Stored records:
········
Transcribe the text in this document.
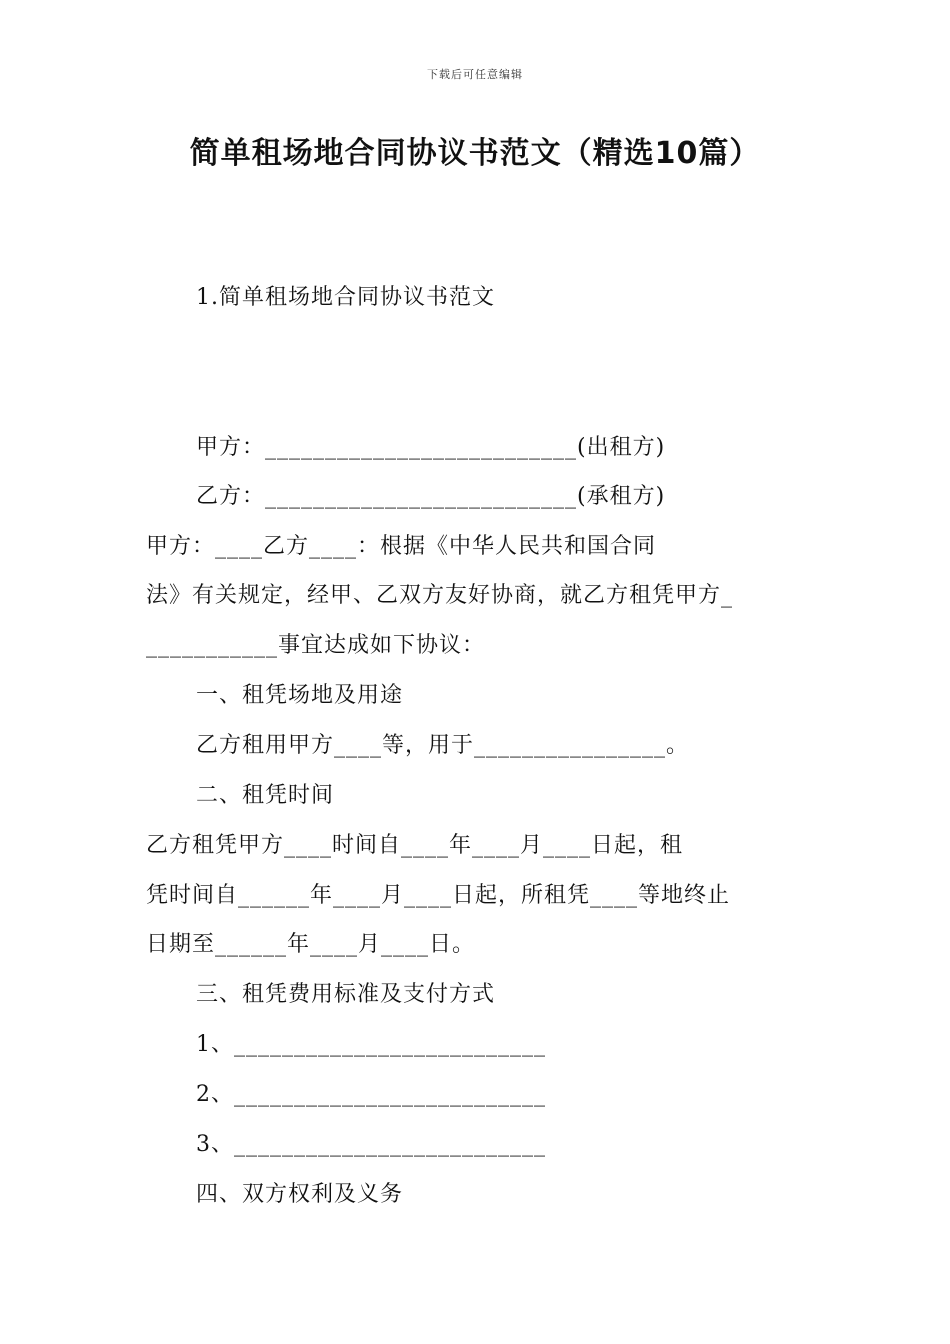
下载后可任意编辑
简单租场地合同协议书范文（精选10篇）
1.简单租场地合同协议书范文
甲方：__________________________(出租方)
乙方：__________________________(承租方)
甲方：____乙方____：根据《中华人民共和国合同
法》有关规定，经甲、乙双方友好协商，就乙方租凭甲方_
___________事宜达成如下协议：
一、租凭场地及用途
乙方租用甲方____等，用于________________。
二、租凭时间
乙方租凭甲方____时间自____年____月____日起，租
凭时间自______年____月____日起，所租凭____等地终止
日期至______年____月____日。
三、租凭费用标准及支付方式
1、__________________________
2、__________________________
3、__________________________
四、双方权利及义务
········
(Objective):
Find the string "简单租场地合同协议书范文" in the entries above and return each line that holds it.

(Answer below):
简单租场地合同协议书范文（精选10篇）
1.简单租场地合同协议书范文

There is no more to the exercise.